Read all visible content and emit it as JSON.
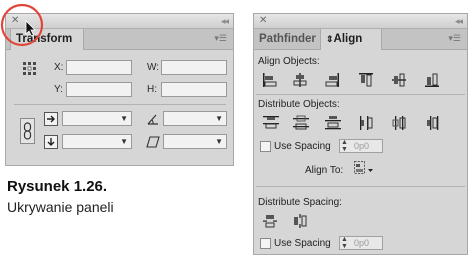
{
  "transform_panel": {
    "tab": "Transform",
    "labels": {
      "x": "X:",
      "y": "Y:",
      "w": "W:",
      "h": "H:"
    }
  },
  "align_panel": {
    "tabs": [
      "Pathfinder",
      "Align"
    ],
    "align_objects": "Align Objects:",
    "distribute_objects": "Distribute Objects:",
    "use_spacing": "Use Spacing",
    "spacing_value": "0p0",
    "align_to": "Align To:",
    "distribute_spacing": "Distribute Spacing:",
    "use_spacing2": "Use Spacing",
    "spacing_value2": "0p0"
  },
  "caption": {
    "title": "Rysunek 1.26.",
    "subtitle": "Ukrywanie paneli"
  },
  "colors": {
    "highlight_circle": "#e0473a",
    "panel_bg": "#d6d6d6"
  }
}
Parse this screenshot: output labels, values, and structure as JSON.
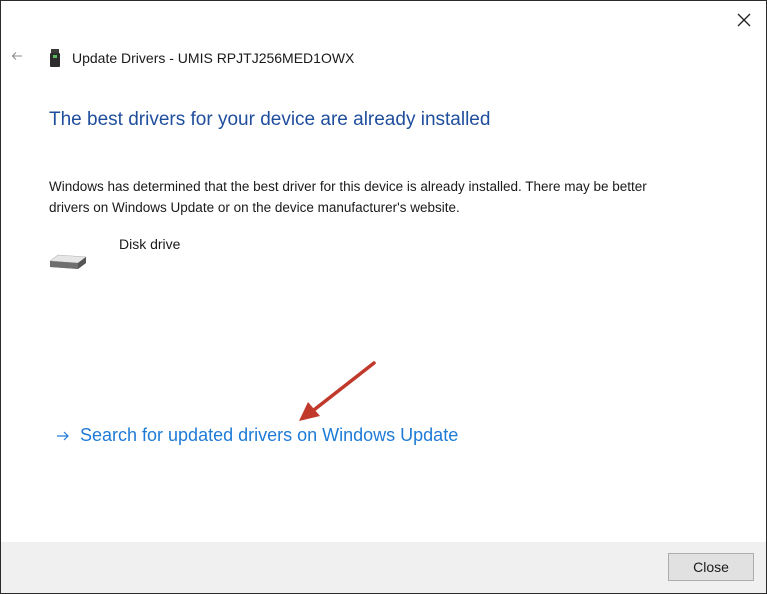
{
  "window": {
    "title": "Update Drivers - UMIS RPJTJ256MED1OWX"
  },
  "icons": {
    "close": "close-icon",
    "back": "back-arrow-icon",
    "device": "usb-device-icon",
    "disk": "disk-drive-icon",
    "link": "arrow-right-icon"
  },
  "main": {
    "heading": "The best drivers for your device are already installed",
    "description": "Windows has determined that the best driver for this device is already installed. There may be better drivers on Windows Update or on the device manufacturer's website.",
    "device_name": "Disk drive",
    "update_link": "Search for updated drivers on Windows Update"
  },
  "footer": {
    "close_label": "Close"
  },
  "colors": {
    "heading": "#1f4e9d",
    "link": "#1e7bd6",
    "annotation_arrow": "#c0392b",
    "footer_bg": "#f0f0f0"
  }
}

☆ ☆ ☆ ☆

• WHAT NEEDS TO BE DONE: Leave the pictures out and reproduce all of the records exactly.

• FINAL RESULT:
Read all visible content and emit it as JSON.
{
  "transform_panel": {
    "tab": "Transform",
    "labels": {
      "x": "X:",
      "y": "Y:",
      "w": "W:",
      "h": "H:"
    }
  },
  "align_panel": {
    "tabs": [
      "Pathfinder",
      "Align"
    ],
    "align_objects": "Align Objects:",
    "distribute_objects": "Distribute Objects:",
    "use_spacing": "Use Spacing",
    "spacing_value": "0p0",
    "align_to": "Align To:",
    "distribute_spacing": "Distribute Spacing:",
    "use_spacing2": "Use Spacing",
    "spacing_value2": "0p0"
  },
  "caption": {
    "title": "Rysunek 1.26.",
    "subtitle": "Ukrywanie paneli"
  },
  "colors": {
    "highlight_circle": "#e0473a",
    "panel_bg": "#d6d6d6"
  }
}
Parse this screenshot: output labels, values, and structure as JSON.
{
  "window": {
    "title": "Update Drivers - UMIS RPJTJ256MED1OWX"
  },
  "icons": {
    "close": "close-icon",
    "back": "back-arrow-icon",
    "device": "usb-device-icon",
    "disk": "disk-drive-icon",
    "link": "arrow-right-icon"
  },
  "main": {
    "heading": "The best drivers for your device are already installed",
    "description": "Windows has determined that the best driver for this device is already installed. There may be better drivers on Windows Update or on the device manufacturer's website.",
    "device_name": "Disk drive",
    "update_link": "Search for updated drivers on Windows Update"
  },
  "footer": {
    "close_label": "Close"
  },
  "colors": {
    "heading": "#1f4e9d",
    "link": "#1e7bd6",
    "annotation_arrow": "#c0392b",
    "footer_bg": "#f0f0f0"
  }
}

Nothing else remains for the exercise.